— START —
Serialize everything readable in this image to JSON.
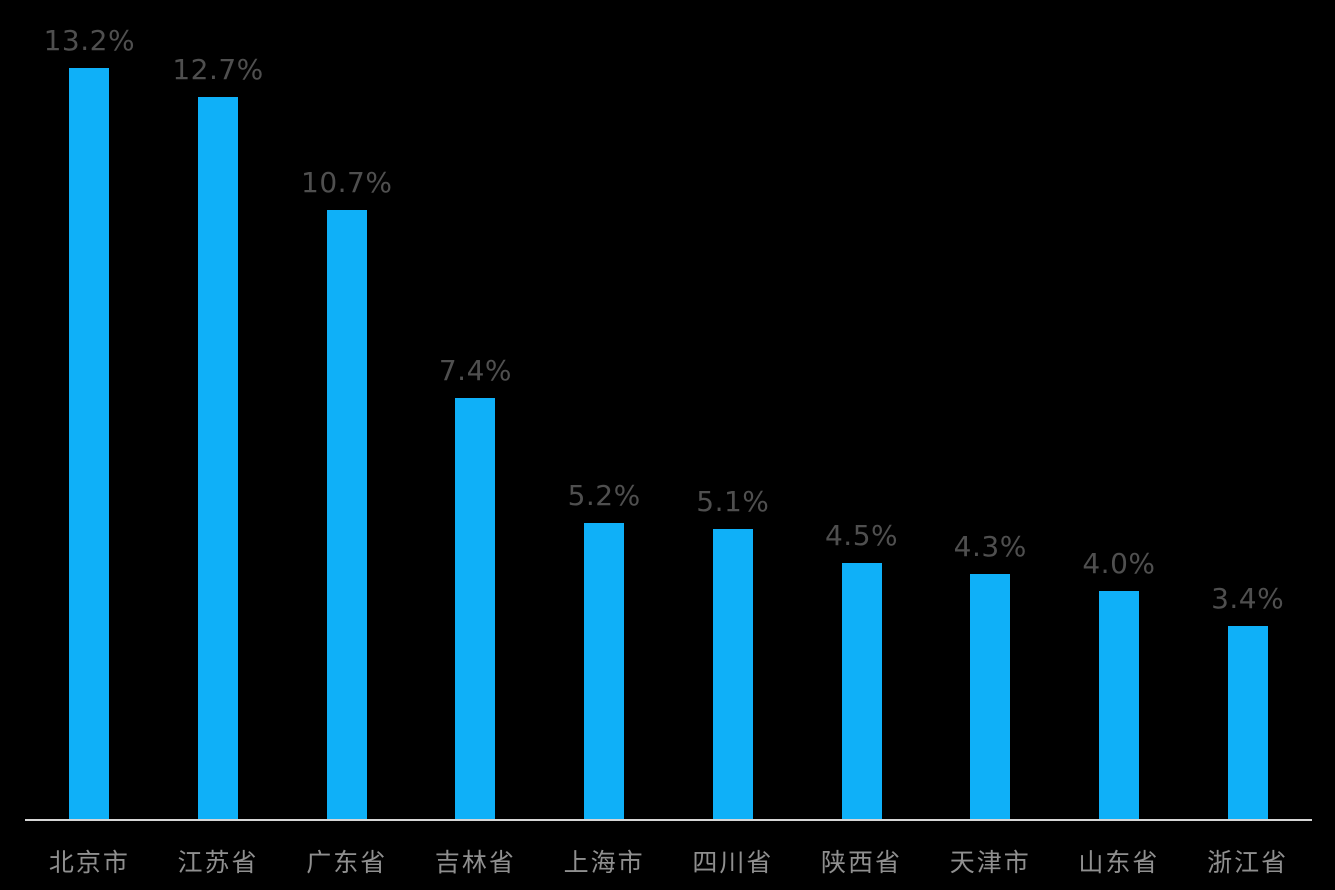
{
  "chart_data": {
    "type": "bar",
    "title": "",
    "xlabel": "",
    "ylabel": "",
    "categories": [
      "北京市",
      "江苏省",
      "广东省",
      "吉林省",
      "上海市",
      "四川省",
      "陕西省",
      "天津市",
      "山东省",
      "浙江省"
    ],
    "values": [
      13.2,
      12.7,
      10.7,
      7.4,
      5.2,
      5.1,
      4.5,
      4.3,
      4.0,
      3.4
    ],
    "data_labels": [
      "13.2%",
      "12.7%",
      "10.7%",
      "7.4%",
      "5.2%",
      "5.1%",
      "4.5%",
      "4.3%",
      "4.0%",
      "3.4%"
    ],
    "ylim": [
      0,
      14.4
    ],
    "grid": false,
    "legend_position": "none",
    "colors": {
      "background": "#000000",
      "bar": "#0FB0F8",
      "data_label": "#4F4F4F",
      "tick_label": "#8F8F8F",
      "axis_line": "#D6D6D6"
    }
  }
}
— END —
**Exercise prompt:**
Leaving the pictures aside, transcribe the entire listing exactly.

**Answer to this problem:**
Serialize everything readable in this image to JSON.
{
  "chart_data": {
    "type": "bar",
    "title": "",
    "xlabel": "",
    "ylabel": "",
    "categories": [
      "北京市",
      "江苏省",
      "广东省",
      "吉林省",
      "上海市",
      "四川省",
      "陕西省",
      "天津市",
      "山东省",
      "浙江省"
    ],
    "values": [
      13.2,
      12.7,
      10.7,
      7.4,
      5.2,
      5.1,
      4.5,
      4.3,
      4.0,
      3.4
    ],
    "data_labels": [
      "13.2%",
      "12.7%",
      "10.7%",
      "7.4%",
      "5.2%",
      "5.1%",
      "4.5%",
      "4.3%",
      "4.0%",
      "3.4%"
    ],
    "ylim": [
      0,
      14.4
    ],
    "grid": false,
    "legend_position": "none",
    "colors": {
      "background": "#000000",
      "bar": "#0FB0F8",
      "data_label": "#4F4F4F",
      "tick_label": "#8F8F8F",
      "axis_line": "#D6D6D6"
    }
  }
}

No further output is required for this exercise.